> **Exercise instructions**
List every line in this data where the string "lwdiag" occurs.

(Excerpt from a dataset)
start
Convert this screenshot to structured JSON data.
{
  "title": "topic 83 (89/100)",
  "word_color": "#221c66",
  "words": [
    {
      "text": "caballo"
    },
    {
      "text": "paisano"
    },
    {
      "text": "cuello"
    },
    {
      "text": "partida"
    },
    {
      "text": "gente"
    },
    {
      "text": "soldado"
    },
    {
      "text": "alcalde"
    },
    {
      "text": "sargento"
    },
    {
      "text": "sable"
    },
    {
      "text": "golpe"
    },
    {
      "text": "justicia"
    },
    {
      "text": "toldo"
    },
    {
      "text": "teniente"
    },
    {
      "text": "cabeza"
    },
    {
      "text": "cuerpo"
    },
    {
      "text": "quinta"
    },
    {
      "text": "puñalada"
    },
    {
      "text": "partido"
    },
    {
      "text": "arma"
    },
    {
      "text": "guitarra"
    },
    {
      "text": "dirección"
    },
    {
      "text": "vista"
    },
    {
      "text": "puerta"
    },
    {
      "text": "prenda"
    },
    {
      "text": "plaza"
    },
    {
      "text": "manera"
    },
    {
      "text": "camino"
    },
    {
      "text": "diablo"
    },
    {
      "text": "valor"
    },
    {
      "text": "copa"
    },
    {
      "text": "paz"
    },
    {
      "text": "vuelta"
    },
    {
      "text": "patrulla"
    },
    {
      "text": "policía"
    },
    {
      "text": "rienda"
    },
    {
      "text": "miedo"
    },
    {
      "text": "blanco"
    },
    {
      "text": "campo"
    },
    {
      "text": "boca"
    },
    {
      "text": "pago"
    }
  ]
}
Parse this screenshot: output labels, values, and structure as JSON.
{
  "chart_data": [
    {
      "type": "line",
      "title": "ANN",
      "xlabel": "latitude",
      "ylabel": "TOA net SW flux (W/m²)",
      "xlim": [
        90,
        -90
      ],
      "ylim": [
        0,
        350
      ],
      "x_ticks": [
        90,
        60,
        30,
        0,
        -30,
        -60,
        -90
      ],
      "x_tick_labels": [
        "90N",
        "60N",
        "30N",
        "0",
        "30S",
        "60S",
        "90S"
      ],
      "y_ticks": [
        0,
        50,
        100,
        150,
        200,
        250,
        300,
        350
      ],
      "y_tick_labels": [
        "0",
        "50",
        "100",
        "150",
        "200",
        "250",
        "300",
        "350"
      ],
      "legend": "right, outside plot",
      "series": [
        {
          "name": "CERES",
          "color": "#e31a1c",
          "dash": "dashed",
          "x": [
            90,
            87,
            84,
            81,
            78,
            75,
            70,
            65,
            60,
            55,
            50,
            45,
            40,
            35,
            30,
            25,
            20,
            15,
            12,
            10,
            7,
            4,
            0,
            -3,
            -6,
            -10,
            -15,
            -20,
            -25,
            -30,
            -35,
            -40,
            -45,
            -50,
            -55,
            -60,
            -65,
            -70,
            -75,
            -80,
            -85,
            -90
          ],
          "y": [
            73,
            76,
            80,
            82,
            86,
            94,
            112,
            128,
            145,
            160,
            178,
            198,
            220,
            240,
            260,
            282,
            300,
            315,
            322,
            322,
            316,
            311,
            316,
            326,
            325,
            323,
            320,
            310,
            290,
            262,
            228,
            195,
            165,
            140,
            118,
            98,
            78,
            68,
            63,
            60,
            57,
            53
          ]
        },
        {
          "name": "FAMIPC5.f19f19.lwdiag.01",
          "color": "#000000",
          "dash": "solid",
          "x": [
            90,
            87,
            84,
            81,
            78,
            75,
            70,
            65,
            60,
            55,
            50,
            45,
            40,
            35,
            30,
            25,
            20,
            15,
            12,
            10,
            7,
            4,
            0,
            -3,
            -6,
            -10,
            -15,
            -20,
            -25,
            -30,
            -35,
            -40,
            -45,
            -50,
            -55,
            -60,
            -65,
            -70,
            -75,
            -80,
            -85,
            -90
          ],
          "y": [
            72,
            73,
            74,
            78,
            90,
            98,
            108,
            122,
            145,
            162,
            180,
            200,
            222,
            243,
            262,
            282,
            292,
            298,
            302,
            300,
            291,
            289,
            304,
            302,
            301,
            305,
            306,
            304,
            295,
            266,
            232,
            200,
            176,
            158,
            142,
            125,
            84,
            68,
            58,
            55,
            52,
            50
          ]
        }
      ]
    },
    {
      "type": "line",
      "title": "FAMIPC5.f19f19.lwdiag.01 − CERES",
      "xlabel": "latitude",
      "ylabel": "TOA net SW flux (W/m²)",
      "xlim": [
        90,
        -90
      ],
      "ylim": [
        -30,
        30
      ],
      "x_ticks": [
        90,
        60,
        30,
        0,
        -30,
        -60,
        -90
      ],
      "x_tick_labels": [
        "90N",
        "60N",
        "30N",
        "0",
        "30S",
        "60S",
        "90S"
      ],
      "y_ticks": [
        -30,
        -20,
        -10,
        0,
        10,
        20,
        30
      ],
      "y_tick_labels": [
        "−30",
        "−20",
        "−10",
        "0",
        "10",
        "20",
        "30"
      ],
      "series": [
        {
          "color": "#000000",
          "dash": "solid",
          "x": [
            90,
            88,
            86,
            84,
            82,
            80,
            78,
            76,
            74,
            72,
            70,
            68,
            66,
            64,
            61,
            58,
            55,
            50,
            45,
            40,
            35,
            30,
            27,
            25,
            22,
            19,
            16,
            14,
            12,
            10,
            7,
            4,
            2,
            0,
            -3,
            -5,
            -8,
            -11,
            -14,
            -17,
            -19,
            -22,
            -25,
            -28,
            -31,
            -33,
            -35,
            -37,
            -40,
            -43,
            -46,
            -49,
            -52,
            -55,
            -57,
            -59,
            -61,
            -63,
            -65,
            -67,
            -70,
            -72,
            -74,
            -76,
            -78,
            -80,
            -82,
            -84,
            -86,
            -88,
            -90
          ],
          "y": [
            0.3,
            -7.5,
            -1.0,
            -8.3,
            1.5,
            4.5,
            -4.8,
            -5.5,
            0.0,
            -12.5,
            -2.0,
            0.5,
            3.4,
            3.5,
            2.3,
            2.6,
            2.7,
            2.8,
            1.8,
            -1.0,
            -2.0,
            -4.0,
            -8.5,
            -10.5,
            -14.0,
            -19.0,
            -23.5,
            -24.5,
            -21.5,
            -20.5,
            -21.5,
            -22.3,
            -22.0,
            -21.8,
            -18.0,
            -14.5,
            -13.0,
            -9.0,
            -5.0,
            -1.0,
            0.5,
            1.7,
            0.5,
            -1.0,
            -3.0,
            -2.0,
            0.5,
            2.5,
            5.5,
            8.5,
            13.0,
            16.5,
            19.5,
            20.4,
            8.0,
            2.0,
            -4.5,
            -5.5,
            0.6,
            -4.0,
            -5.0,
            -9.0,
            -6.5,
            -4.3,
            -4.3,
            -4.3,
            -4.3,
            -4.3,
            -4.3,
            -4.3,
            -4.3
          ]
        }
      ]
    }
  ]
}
end
> **Output below**
          "name": "FAMIPC5.f19f19.lwdiag.01",
      "title": "FAMIPC5.f19f19.lwdiag.01 − CERES",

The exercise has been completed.